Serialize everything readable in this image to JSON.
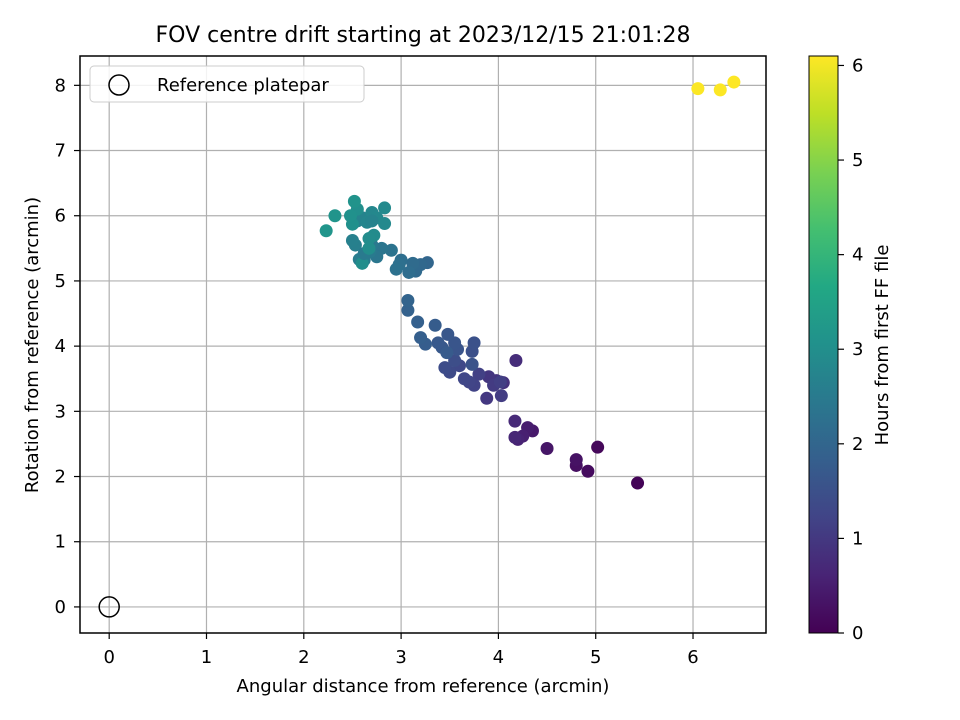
{
  "chart_data": {
    "type": "scatter",
    "title": "FOV centre drift starting at 2023/12/15 21:01:28",
    "xlabel": "Angular distance from reference (arcmin)",
    "ylabel": "Rotation from reference (arcmin)",
    "xlim": [
      -0.3,
      6.75
    ],
    "ylim": [
      -0.4,
      8.45
    ],
    "xticks": [
      0,
      1,
      2,
      3,
      4,
      5,
      6
    ],
    "yticks": [
      0,
      1,
      2,
      3,
      4,
      5,
      6,
      7,
      8
    ],
    "grid": true,
    "legend": {
      "placement": "top-left",
      "entries": [
        "Reference platepar"
      ]
    },
    "reference_point": {
      "x": 0,
      "y": 0
    },
    "colorbar": {
      "label": "Hours from first FF file",
      "range": [
        0,
        6.1
      ],
      "ticks": [
        0,
        1,
        2,
        3,
        4,
        5,
        6
      ],
      "colormap": "viridis"
    },
    "series": [
      {
        "x": [
          5.43,
          5.02,
          4.92,
          4.8,
          4.8,
          4.5,
          4.35,
          4.3,
          4.25,
          4.2,
          4.17,
          4.17,
          4.18,
          4.05,
          3.98,
          3.9,
          3.88,
          3.95,
          4.03,
          4.02,
          3.8,
          3.75,
          3.7,
          3.65,
          3.6,
          3.5,
          3.45,
          3.55,
          3.73,
          3.75,
          3.73,
          3.58,
          3.55,
          3.48,
          3.42,
          3.38,
          3.47,
          3.35,
          3.25,
          3.2,
          3.17,
          3.07,
          3.07,
          3.27,
          3.2,
          3.15,
          3.12,
          3.08,
          3.0,
          2.98,
          2.95,
          2.9,
          2.8,
          2.75,
          2.7,
          2.68,
          2.62,
          2.57,
          2.53,
          2.5,
          2.55,
          2.6,
          2.65,
          2.7,
          2.75,
          2.83,
          2.72,
          2.67,
          2.6,
          2.55,
          2.5,
          2.48,
          2.52,
          2.32,
          2.23,
          2.62,
          2.7,
          2.83,
          2.67,
          6.05,
          6.28,
          6.42
        ],
        "y": [
          1.9,
          2.45,
          2.08,
          2.17,
          2.26,
          2.43,
          2.7,
          2.75,
          2.62,
          2.57,
          2.6,
          2.85,
          3.78,
          3.44,
          3.47,
          3.53,
          3.2,
          3.4,
          3.24,
          3.45,
          3.57,
          3.4,
          3.45,
          3.5,
          3.7,
          3.6,
          3.67,
          3.78,
          3.92,
          4.05,
          3.72,
          3.95,
          4.05,
          4.18,
          3.98,
          4.05,
          3.9,
          4.32,
          4.03,
          4.13,
          4.37,
          4.55,
          4.7,
          5.28,
          5.25,
          5.15,
          5.27,
          5.13,
          5.32,
          5.25,
          5.18,
          5.47,
          5.5,
          5.37,
          5.55,
          5.45,
          5.32,
          5.33,
          5.55,
          5.62,
          5.92,
          5.97,
          5.9,
          6.05,
          5.97,
          6.12,
          5.7,
          5.65,
          5.27,
          6.1,
          5.87,
          6.0,
          6.22,
          6.0,
          5.77,
          5.42,
          5.92,
          5.88,
          5.5,
          7.95,
          7.93,
          8.05
        ],
        "hours": [
          0.05,
          0.12,
          0.18,
          0.24,
          0.3,
          0.36,
          0.42,
          0.48,
          0.54,
          0.6,
          0.66,
          0.72,
          0.78,
          0.85,
          0.9,
          0.95,
          1.0,
          1.04,
          1.08,
          1.12,
          1.16,
          1.2,
          1.24,
          1.28,
          1.32,
          1.36,
          1.4,
          1.44,
          1.48,
          1.52,
          1.55,
          1.58,
          1.61,
          1.64,
          1.67,
          1.7,
          1.73,
          1.76,
          1.79,
          1.82,
          1.86,
          1.9,
          1.95,
          2.0,
          2.04,
          2.08,
          2.12,
          2.16,
          2.2,
          2.24,
          2.28,
          2.32,
          2.36,
          2.4,
          2.44,
          2.48,
          2.52,
          2.56,
          2.6,
          2.64,
          2.68,
          2.72,
          2.76,
          2.8,
          2.84,
          2.88,
          2.91,
          2.94,
          2.97,
          3.0,
          3.03,
          3.06,
          3.09,
          3.12,
          3.15,
          2.5,
          2.7,
          2.85,
          2.95,
          6.08,
          6.09,
          6.1
        ]
      }
    ]
  }
}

--------------------------------

= Task to complete =
From the listing above, pick out every line containing "arcmin".

= Task output =
    "xlabel": "Angular distance from reference (arcmin)",
    "ylabel": "Rotation from reference (arcmin)",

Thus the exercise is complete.